MATERIAL TO PROCESS:
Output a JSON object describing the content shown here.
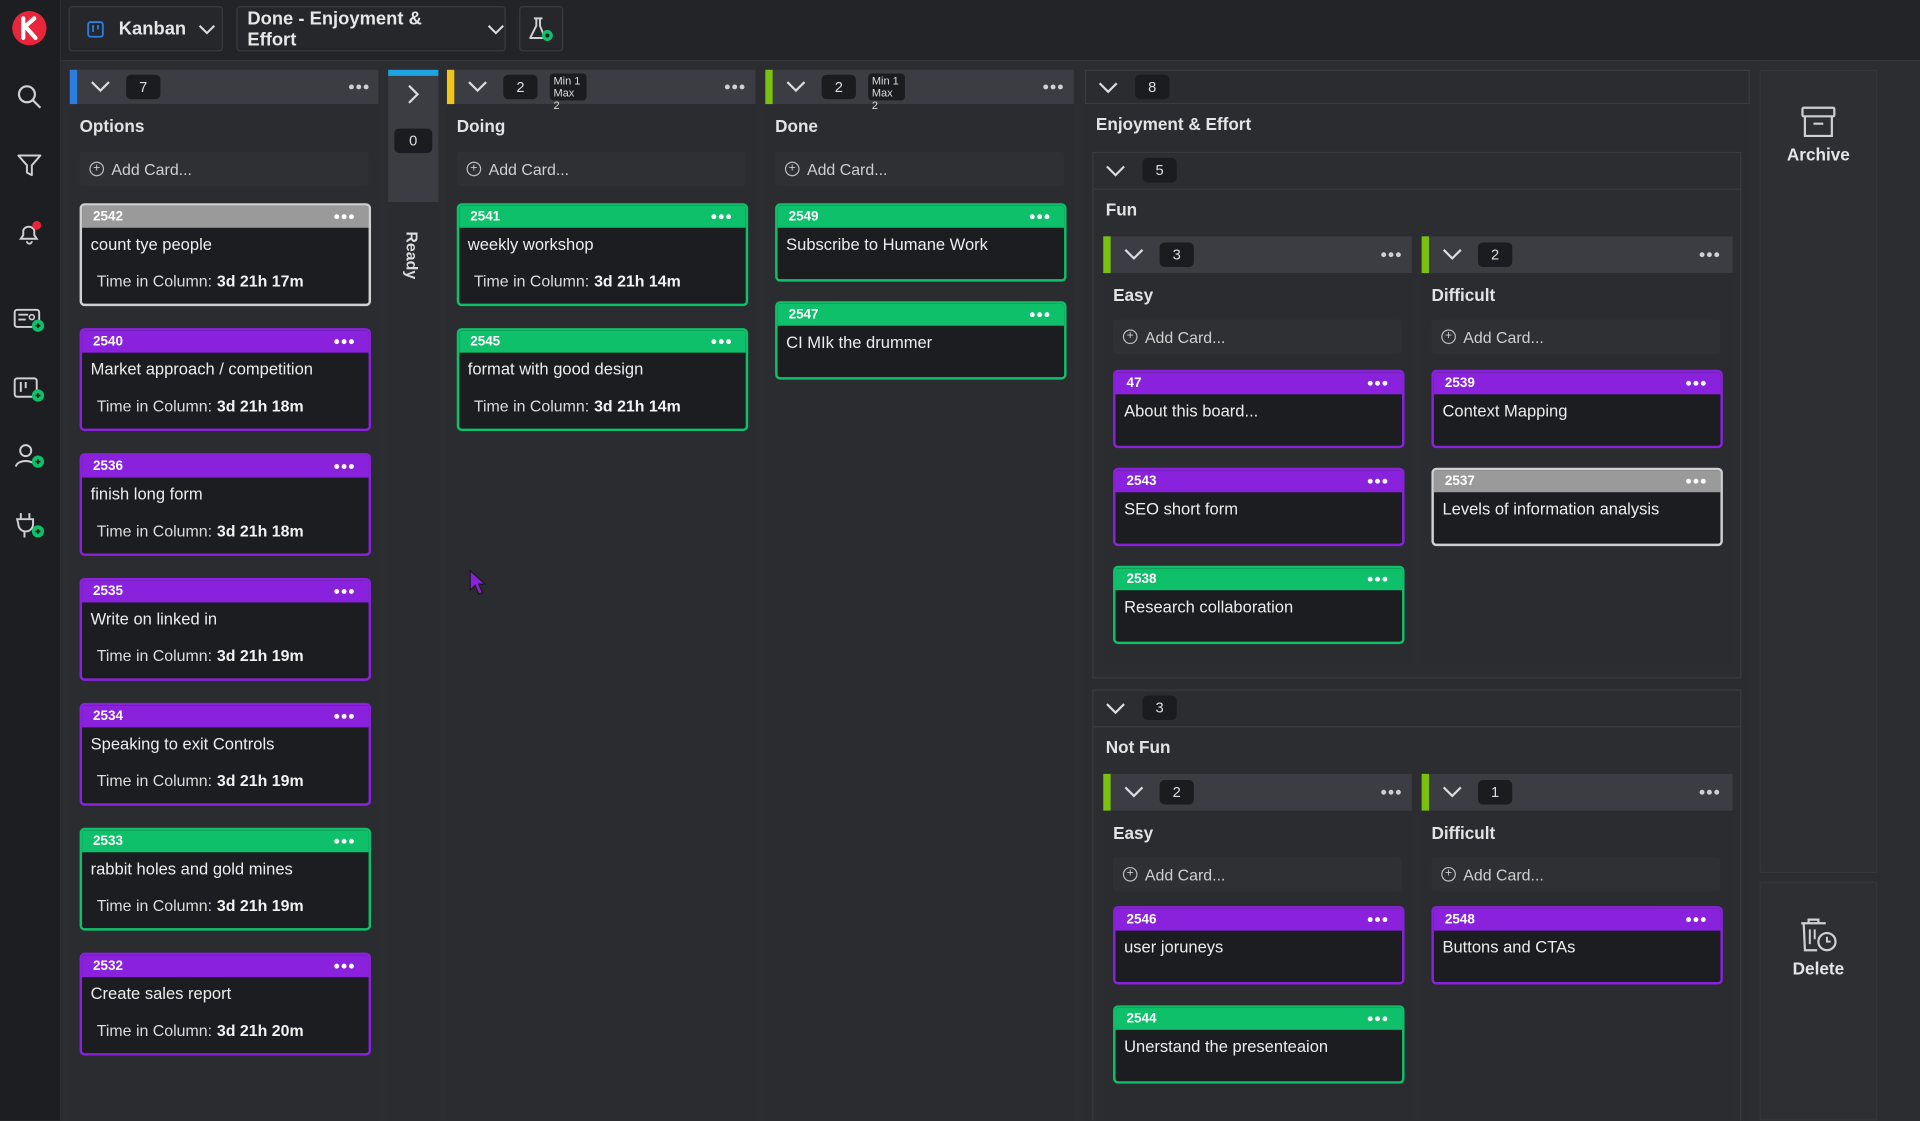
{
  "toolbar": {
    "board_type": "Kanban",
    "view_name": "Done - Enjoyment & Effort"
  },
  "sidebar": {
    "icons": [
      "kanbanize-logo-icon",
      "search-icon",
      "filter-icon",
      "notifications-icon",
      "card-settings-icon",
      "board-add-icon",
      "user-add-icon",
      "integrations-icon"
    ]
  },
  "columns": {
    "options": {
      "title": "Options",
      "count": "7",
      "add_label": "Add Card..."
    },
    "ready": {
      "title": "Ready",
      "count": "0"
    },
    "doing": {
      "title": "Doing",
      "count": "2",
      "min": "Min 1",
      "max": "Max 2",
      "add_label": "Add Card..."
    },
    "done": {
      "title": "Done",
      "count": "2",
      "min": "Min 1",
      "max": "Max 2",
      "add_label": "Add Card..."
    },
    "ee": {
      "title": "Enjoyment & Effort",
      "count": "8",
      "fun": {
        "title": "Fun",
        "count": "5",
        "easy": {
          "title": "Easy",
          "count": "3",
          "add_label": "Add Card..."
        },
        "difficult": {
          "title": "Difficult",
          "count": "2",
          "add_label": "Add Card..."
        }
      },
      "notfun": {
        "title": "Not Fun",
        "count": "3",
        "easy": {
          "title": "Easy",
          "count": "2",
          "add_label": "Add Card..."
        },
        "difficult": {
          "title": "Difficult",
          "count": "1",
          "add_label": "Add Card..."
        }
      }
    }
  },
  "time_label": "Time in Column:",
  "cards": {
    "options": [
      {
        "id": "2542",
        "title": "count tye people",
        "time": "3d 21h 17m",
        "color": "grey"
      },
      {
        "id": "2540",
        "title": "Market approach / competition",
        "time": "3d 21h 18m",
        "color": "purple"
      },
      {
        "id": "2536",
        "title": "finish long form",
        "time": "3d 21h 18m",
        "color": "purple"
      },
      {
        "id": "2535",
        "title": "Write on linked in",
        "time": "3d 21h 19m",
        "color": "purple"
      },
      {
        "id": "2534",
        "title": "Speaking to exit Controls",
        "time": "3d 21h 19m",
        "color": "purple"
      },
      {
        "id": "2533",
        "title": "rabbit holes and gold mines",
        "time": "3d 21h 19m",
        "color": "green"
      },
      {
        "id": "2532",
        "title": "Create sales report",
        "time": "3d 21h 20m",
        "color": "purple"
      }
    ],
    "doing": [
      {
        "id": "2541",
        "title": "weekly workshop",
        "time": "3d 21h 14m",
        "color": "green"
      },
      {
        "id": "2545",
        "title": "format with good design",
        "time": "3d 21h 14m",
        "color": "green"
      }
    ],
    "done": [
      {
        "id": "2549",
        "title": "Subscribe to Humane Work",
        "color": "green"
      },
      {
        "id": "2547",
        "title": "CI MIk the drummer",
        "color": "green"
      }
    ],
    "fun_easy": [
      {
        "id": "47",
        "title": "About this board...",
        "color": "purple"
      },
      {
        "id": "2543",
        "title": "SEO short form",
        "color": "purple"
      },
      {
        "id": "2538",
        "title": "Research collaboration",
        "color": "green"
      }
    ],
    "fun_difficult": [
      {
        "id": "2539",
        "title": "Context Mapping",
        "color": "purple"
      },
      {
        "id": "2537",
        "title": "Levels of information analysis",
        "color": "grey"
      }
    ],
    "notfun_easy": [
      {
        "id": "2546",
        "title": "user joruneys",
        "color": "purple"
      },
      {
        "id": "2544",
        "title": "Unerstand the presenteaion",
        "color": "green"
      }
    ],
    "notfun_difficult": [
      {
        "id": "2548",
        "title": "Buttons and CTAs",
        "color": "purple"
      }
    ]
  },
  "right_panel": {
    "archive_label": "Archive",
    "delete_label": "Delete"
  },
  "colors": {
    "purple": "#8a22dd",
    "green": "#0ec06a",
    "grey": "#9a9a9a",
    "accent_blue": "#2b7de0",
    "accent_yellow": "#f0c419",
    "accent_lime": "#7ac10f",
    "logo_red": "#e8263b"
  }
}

TASK DESCRIPTION: Copy the material exactly. Do not include the pictures.

ANSWER TO THIS TASK:
Output a JSON object describing the content shown here.
{
  "toolbar": {
    "board_type": "Kanban",
    "view_name": "Done - Enjoyment & Effort"
  },
  "sidebar": {
    "icons": [
      "kanbanize-logo-icon",
      "search-icon",
      "filter-icon",
      "notifications-icon",
      "card-settings-icon",
      "board-add-icon",
      "user-add-icon",
      "integrations-icon"
    ]
  },
  "columns": {
    "options": {
      "title": "Options",
      "count": "7",
      "add_label": "Add Card..."
    },
    "ready": {
      "title": "Ready",
      "count": "0"
    },
    "doing": {
      "title": "Doing",
      "count": "2",
      "min": "Min 1",
      "max": "Max 2",
      "add_label": "Add Card..."
    },
    "done": {
      "title": "Done",
      "count": "2",
      "min": "Min 1",
      "max": "Max 2",
      "add_label": "Add Card..."
    },
    "ee": {
      "title": "Enjoyment & Effort",
      "count": "8",
      "fun": {
        "title": "Fun",
        "count": "5",
        "easy": {
          "title": "Easy",
          "count": "3",
          "add_label": "Add Card..."
        },
        "difficult": {
          "title": "Difficult",
          "count": "2",
          "add_label": "Add Card..."
        }
      },
      "notfun": {
        "title": "Not Fun",
        "count": "3",
        "easy": {
          "title": "Easy",
          "count": "2",
          "add_label": "Add Card..."
        },
        "difficult": {
          "title": "Difficult",
          "count": "1",
          "add_label": "Add Card..."
        }
      }
    }
  },
  "time_label": "Time in Column:",
  "cards": {
    "options": [
      {
        "id": "2542",
        "title": "count tye people",
        "time": "3d 21h 17m",
        "color": "grey"
      },
      {
        "id": "2540",
        "title": "Market approach / competition",
        "time": "3d 21h 18m",
        "color": "purple"
      },
      {
        "id": "2536",
        "title": "finish long form",
        "time": "3d 21h 18m",
        "color": "purple"
      },
      {
        "id": "2535",
        "title": "Write on linked in",
        "time": "3d 21h 19m",
        "color": "purple"
      },
      {
        "id": "2534",
        "title": "Speaking to exit Controls",
        "time": "3d 21h 19m",
        "color": "purple"
      },
      {
        "id": "2533",
        "title": "rabbit holes and gold mines",
        "time": "3d 21h 19m",
        "color": "green"
      },
      {
        "id": "2532",
        "title": "Create sales report",
        "time": "3d 21h 20m",
        "color": "purple"
      }
    ],
    "doing": [
      {
        "id": "2541",
        "title": "weekly workshop",
        "time": "3d 21h 14m",
        "color": "green"
      },
      {
        "id": "2545",
        "title": "format with good design",
        "time": "3d 21h 14m",
        "color": "green"
      }
    ],
    "done": [
      {
        "id": "2549",
        "title": "Subscribe to Humane Work",
        "color": "green"
      },
      {
        "id": "2547",
        "title": "CI MIk the drummer",
        "color": "green"
      }
    ],
    "fun_easy": [
      {
        "id": "47",
        "title": "About this board...",
        "color": "purple"
      },
      {
        "id": "2543",
        "title": "SEO short form",
        "color": "purple"
      },
      {
        "id": "2538",
        "title": "Research collaboration",
        "color": "green"
      }
    ],
    "fun_difficult": [
      {
        "id": "2539",
        "title": "Context Mapping",
        "color": "purple"
      },
      {
        "id": "2537",
        "title": "Levels of information analysis",
        "color": "grey"
      }
    ],
    "notfun_easy": [
      {
        "id": "2546",
        "title": "user joruneys",
        "color": "purple"
      },
      {
        "id": "2544",
        "title": "Unerstand the presenteaion",
        "color": "green"
      }
    ],
    "notfun_difficult": [
      {
        "id": "2548",
        "title": "Buttons and CTAs",
        "color": "purple"
      }
    ]
  },
  "right_panel": {
    "archive_label": "Archive",
    "delete_label": "Delete"
  },
  "colors": {
    "purple": "#8a22dd",
    "green": "#0ec06a",
    "grey": "#9a9a9a",
    "accent_blue": "#2b7de0",
    "accent_yellow": "#f0c419",
    "accent_lime": "#7ac10f",
    "logo_red": "#e8263b"
  }
}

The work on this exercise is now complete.